Start of ENTRIES
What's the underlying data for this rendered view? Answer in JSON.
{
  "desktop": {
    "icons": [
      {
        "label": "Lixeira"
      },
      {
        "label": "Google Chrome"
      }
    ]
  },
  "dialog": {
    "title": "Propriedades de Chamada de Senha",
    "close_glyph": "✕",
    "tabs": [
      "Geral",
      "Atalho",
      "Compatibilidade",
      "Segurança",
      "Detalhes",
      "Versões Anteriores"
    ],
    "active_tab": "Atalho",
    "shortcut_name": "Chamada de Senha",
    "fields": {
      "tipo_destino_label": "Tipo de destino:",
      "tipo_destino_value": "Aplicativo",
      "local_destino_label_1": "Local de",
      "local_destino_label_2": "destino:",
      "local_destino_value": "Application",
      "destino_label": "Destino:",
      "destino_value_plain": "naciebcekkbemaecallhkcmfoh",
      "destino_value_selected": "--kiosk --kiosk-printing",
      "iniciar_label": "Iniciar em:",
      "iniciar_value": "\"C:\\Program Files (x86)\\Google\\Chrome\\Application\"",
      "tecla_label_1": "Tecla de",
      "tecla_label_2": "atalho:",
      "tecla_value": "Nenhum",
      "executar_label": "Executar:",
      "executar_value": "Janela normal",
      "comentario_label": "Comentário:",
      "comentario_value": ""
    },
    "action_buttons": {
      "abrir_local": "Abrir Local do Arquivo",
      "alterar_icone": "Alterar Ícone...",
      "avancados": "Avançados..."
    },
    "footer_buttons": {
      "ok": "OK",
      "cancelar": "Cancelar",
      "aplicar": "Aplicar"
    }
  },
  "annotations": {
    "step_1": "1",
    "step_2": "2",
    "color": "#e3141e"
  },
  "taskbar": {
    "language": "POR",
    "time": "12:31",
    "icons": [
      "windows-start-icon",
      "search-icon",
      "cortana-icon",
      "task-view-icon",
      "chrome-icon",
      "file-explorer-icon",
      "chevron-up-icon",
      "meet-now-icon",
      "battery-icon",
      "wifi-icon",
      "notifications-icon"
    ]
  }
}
End of ENTRIES
• _THE PROBLEM_
Where a line of the entries contains the word "Chamada", copy that line.

• _RESPONSE_
    "title": "Propriedades de Chamada de Senha",
    "shortcut_name": "Chamada de Senha",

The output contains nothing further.